======== Records shown ========

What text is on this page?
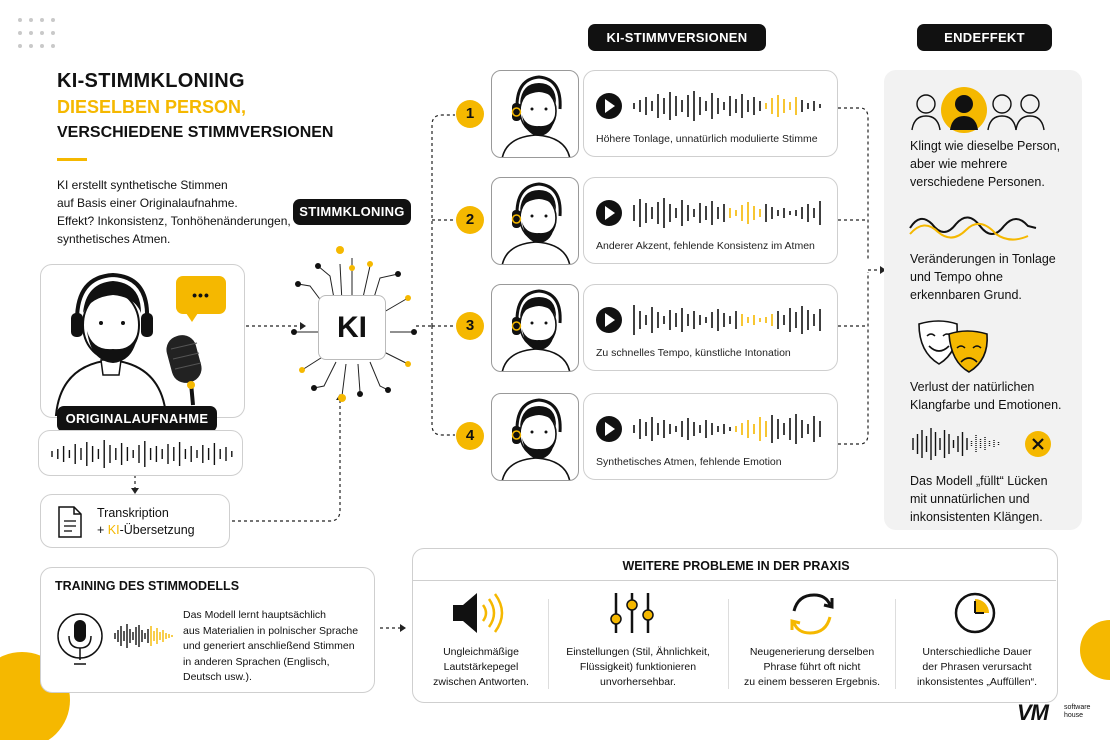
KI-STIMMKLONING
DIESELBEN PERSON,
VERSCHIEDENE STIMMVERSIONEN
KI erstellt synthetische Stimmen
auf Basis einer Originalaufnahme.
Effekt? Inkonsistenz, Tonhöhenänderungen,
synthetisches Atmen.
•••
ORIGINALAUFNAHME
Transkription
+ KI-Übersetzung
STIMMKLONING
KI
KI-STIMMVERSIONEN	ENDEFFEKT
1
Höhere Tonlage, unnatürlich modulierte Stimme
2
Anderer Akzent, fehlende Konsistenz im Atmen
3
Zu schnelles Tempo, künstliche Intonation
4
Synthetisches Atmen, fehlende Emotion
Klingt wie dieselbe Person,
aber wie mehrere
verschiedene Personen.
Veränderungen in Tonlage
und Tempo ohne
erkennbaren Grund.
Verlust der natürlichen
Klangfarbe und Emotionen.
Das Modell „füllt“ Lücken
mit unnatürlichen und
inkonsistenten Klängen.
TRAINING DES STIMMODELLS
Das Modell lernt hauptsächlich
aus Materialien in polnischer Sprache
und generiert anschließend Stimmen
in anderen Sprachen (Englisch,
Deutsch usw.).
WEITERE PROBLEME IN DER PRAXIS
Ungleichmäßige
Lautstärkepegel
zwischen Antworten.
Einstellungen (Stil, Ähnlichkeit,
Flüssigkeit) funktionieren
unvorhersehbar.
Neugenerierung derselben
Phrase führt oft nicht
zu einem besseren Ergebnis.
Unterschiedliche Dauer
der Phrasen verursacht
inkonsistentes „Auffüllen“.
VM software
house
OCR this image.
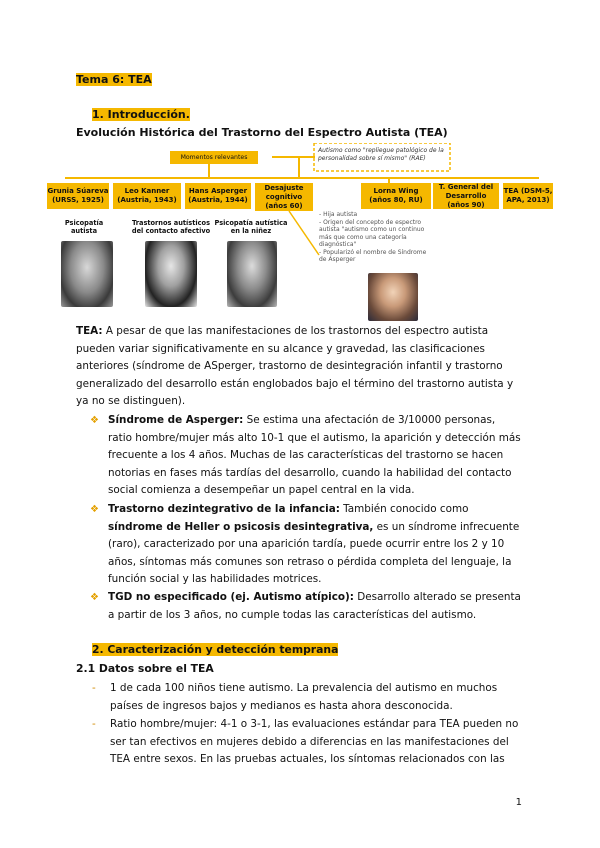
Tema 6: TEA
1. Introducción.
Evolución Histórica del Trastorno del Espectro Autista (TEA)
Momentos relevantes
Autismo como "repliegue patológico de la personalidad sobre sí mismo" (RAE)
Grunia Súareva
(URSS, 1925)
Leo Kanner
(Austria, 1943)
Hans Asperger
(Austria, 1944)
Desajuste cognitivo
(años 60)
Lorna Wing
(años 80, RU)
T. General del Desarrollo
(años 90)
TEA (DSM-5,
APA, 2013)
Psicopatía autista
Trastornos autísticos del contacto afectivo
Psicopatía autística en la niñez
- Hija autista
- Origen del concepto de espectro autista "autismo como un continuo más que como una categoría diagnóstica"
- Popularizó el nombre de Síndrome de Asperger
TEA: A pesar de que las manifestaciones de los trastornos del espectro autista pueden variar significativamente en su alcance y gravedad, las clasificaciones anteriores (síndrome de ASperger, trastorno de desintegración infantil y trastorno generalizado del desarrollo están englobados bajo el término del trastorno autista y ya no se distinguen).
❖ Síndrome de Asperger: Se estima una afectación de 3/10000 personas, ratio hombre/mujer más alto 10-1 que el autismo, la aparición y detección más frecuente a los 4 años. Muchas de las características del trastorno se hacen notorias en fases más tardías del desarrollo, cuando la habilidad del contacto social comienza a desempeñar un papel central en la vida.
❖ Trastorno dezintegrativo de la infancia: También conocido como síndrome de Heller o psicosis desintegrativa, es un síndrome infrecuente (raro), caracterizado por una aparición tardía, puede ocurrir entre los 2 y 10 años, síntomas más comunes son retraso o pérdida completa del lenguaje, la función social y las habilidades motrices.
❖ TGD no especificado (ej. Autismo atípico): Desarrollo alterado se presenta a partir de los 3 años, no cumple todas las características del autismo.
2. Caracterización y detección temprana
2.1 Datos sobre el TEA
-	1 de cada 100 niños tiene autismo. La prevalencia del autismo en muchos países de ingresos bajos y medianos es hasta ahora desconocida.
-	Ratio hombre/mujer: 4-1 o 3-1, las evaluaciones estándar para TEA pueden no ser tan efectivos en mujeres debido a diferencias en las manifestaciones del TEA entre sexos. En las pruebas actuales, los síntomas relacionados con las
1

========

Exercise aim:
Retype each entry precisely. Skip images entirely.

Exercise result:
What text is on this page?
KI-STIMMKLONING
DIESELBEN PERSON,
VERSCHIEDENE STIMMVERSIONEN
KI erstellt synthetische Stimmen
auf Basis einer Originalaufnahme.
Effekt? Inkonsistenz, Tonhöhenänderungen,
synthetisches Atmen.
•••
ORIGINALAUFNAHME
Transkription
+ KI-Übersetzung
STIMMKLONING
KI
KI-STIMMVERSIONEN	ENDEFFEKT
1
Höhere Tonlage, unnatürlich modulierte Stimme
2
Anderer Akzent, fehlende Konsistenz im Atmen
3
Zu schnelles Tempo, künstliche Intonation
4
Synthetisches Atmen, fehlende Emotion
Klingt wie dieselbe Person,
aber wie mehrere
verschiedene Personen.
Veränderungen in Tonlage
und Tempo ohne
erkennbaren Grund.
Verlust der natürlichen
Klangfarbe und Emotionen.
Das Modell „füllt“ Lücken
mit unnatürlichen und
inkonsistenten Klängen.
TRAINING DES STIMMODELLS
Das Modell lernt hauptsächlich
aus Materialien in polnischer Sprache
und generiert anschließend Stimmen
in anderen Sprachen (Englisch,
Deutsch usw.).
WEITERE PROBLEME IN DER PRAXIS
Ungleichmäßige
Lautstärkepegel
zwischen Antworten.
Einstellungen (Stil, Ähnlichkeit,
Flüssigkeit) funktionieren
unvorhersehbar.
Neugenerierung derselben
Phrase führt oft nicht
zu einem besseren Ergebnis.
Unterschiedliche Dauer
der Phrasen verursacht
inkonsistentes „Auffüllen“.
VM software
house
OCR this image.
Tema 6: TEA
1. Introducción.
Evolución Histórica del Trastorno del Espectro Autista (TEA)
Momentos relevantes
Autismo como "repliegue patológico de la personalidad sobre sí mismo" (RAE)
Grunia Súareva
(URSS, 1925)
Leo Kanner
(Austria, 1943)
Hans Asperger
(Austria, 1944)
Desajuste cognitivo
(años 60)
Lorna Wing
(años 80, RU)
T. General del Desarrollo
(años 90)
TEA (DSM-5,
APA, 2013)
Psicopatía autista
Trastornos autísticos del contacto afectivo
Psicopatía autística en la niñez
- Hija autista
- Origen del concepto de espectro autista "autismo como un continuo más que como una categoría diagnóstica"
- Popularizó el nombre de Síndrome de Asperger
TEA: A pesar de que las manifestaciones de los trastornos del espectro autista pueden variar significativamente en su alcance y gravedad, las clasificaciones anteriores (síndrome de ASperger, trastorno de desintegración infantil y trastorno generalizado del desarrollo están englobados bajo el término del trastorno autista y ya no se distinguen).
❖ Síndrome de Asperger: Se estima una afectación de 3/10000 personas, ratio hombre/mujer más alto 10-1 que el autismo, la aparición y detección más frecuente a los 4 años. Muchas de las características del trastorno se hacen notorias en fases más tardías del desarrollo, cuando la habilidad del contacto social comienza a desempeñar un papel central en la vida.
❖ Trastorno dezintegrativo de la infancia: También conocido como síndrome de Heller o psicosis desintegrativa, es un síndrome infrecuente (raro), caracterizado por una aparición tardía, puede ocurrir entre los 2 y 10 años, síntomas más comunes son retraso o pérdida completa del lenguaje, la función social y las habilidades motrices.
❖ TGD no especificado (ej. Autismo atípico): Desarrollo alterado se presenta a partir de los 3 años, no cumple todas las características del autismo.
2. Caracterización y detección temprana
2.1 Datos sobre el TEA
-	1 de cada 100 niños tiene autismo. La prevalencia del autismo en muchos países de ingresos bajos y medianos es hasta ahora desconocida.
-	Ratio hombre/mujer: 4-1 o 3-1, las evaluaciones estándar para TEA pueden no ser tan efectivos en mujeres debido a diferencias en las manifestaciones del TEA entre sexos. En las pruebas actuales, los síntomas relacionados con las
1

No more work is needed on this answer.